# start of DATASET RECORDS

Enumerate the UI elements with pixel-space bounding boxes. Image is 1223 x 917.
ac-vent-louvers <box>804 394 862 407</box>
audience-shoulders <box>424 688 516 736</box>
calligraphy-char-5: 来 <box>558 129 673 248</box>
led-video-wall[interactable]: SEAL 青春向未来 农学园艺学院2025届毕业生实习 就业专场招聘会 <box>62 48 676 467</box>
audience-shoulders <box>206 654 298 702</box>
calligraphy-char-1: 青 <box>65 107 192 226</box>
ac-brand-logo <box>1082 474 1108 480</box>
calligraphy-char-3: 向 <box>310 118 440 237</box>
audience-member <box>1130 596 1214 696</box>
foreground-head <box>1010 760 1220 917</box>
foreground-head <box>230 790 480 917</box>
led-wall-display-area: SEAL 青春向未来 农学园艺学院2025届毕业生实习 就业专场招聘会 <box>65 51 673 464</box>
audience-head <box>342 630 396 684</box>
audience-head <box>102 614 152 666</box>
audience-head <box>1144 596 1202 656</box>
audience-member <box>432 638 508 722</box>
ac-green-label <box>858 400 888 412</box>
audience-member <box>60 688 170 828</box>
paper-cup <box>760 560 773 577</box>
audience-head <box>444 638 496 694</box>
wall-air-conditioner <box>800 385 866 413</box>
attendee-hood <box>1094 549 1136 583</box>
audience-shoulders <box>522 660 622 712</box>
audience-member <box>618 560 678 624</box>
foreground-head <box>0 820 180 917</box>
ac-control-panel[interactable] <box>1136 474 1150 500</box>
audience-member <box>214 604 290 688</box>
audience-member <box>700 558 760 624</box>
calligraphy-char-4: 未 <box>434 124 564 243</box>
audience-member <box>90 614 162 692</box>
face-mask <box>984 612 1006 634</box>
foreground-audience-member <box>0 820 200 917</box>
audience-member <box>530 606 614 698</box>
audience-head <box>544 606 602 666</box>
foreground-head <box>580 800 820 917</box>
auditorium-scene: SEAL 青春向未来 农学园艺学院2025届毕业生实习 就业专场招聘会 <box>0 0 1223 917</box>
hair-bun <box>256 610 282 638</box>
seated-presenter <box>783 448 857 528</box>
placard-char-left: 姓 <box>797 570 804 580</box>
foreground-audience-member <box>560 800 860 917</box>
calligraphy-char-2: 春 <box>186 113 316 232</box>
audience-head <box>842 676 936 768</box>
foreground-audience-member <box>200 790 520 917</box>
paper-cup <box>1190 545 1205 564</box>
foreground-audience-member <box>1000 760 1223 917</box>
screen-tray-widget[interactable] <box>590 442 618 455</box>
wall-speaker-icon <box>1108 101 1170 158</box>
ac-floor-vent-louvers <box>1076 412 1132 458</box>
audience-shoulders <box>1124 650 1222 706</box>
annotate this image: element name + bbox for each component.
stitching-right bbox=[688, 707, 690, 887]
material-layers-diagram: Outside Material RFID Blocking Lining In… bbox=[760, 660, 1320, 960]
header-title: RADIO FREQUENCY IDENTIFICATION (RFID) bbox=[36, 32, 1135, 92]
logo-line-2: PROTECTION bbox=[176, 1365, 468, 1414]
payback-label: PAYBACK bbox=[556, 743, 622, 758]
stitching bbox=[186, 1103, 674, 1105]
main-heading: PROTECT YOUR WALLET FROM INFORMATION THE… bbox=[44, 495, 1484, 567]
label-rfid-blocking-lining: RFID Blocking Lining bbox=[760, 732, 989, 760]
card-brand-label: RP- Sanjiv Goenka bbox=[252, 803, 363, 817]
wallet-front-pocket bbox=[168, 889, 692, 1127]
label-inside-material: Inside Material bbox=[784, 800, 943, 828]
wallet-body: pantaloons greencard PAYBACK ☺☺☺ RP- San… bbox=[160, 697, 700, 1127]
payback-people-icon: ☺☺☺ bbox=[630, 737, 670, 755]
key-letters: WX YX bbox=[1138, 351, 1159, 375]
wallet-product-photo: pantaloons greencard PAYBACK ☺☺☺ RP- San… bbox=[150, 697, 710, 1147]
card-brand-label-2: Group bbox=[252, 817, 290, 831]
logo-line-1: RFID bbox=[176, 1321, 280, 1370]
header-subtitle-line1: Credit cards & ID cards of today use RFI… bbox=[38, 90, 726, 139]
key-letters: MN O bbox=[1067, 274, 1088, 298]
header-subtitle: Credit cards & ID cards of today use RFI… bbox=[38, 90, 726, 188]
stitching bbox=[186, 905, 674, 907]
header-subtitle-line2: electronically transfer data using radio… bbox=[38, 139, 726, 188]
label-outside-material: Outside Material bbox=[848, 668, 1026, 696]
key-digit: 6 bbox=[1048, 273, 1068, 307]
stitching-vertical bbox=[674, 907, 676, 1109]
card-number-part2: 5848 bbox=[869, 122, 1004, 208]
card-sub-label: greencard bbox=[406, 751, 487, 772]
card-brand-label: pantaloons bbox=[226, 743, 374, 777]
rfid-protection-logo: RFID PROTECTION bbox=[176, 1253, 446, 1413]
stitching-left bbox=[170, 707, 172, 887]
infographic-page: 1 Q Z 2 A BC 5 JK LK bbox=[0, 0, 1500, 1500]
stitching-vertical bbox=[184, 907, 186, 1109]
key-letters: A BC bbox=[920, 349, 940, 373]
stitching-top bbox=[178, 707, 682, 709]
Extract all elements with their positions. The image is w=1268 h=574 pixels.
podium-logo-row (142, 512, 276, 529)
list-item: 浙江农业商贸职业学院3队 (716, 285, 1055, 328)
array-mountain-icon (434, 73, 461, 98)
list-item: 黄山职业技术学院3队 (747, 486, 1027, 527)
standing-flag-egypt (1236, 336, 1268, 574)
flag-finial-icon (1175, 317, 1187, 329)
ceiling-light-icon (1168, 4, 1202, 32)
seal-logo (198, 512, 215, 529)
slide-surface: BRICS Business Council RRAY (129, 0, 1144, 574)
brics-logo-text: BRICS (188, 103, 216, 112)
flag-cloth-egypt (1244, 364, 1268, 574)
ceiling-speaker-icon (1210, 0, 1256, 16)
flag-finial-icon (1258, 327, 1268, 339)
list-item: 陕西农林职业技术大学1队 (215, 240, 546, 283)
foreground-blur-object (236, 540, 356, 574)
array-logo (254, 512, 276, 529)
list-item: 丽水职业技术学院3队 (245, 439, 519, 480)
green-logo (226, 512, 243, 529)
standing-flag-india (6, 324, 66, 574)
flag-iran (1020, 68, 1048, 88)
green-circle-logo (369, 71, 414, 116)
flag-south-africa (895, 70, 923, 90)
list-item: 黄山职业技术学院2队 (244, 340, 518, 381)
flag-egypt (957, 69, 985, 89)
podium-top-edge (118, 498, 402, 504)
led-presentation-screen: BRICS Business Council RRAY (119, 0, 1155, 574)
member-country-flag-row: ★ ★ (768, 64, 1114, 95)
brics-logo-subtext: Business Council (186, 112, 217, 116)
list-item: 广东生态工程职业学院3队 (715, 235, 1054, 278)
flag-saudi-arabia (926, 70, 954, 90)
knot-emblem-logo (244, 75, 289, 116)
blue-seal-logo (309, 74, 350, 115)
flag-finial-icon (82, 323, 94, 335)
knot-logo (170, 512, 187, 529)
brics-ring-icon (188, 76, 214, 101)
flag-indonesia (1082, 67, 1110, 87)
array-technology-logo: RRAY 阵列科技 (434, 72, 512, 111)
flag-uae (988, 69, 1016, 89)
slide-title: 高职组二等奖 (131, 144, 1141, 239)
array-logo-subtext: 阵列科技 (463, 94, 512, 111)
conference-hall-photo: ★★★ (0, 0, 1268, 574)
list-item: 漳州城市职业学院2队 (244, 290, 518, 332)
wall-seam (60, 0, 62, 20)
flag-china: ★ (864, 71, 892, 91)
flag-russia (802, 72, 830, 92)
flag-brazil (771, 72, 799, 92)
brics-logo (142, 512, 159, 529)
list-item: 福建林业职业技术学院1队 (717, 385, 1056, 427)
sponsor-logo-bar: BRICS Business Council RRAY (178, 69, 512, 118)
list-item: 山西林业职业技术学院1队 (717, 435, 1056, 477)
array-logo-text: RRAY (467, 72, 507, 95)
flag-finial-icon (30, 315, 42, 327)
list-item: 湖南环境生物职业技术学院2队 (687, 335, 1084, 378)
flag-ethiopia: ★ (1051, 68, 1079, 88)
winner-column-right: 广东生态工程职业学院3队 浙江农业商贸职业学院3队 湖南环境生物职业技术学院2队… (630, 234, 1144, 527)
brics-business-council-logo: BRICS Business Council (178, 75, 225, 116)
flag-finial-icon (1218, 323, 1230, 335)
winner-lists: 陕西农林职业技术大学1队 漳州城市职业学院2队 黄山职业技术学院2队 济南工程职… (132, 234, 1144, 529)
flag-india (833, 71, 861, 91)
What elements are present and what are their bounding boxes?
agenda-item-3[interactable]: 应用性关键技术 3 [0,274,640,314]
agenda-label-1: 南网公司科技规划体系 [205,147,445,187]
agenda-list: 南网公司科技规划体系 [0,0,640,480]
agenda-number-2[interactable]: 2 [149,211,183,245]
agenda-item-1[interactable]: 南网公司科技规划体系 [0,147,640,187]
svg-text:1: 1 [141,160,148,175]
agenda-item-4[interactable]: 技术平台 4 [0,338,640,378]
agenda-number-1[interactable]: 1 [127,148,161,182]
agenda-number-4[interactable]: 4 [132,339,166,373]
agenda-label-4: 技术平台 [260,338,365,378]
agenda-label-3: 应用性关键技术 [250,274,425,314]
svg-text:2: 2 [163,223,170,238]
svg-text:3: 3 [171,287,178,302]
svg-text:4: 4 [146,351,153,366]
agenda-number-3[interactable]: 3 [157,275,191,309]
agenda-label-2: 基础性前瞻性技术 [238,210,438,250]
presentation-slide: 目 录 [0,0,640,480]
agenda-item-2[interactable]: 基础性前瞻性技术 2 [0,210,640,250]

# end of DATASET RECORDS

WHAT TO DO:
Reproduce the listing word for word, from its first line up to and including the line with "audience-member <box>214 604 290 688</box>".

EXERCISE RESPONSE:
Enumerate the UI elements with pixel-space bounding boxes. Image is 1223 x 917.
ac-vent-louvers <box>804 394 862 407</box>
audience-shoulders <box>424 688 516 736</box>
calligraphy-char-5: 来 <box>558 129 673 248</box>
led-video-wall[interactable]: SEAL 青春向未来 农学园艺学院2025届毕业生实习 就业专场招聘会 <box>62 48 676 467</box>
audience-shoulders <box>206 654 298 702</box>
calligraphy-char-1: 青 <box>65 107 192 226</box>
ac-brand-logo <box>1082 474 1108 480</box>
calligraphy-char-3: 向 <box>310 118 440 237</box>
audience-member <box>1130 596 1214 696</box>
foreground-head <box>1010 760 1220 917</box>
foreground-head <box>230 790 480 917</box>
led-wall-display-area: SEAL 青春向未来 农学园艺学院2025届毕业生实习 就业专场招聘会 <box>65 51 673 464</box>
audience-head <box>342 630 396 684</box>
audience-head <box>102 614 152 666</box>
audience-head <box>1144 596 1202 656</box>
audience-member <box>432 638 508 722</box>
ac-green-label <box>858 400 888 412</box>
audience-member <box>60 688 170 828</box>
paper-cup <box>760 560 773 577</box>
audience-head <box>444 638 496 694</box>
wall-air-conditioner <box>800 385 866 413</box>
attendee-hood <box>1094 549 1136 583</box>
audience-shoulders <box>522 660 622 712</box>
audience-member <box>618 560 678 624</box>
foreground-head <box>0 820 180 917</box>
ac-control-panel[interactable] <box>1136 474 1150 500</box>
audience-member <box>214 604 290 688</box>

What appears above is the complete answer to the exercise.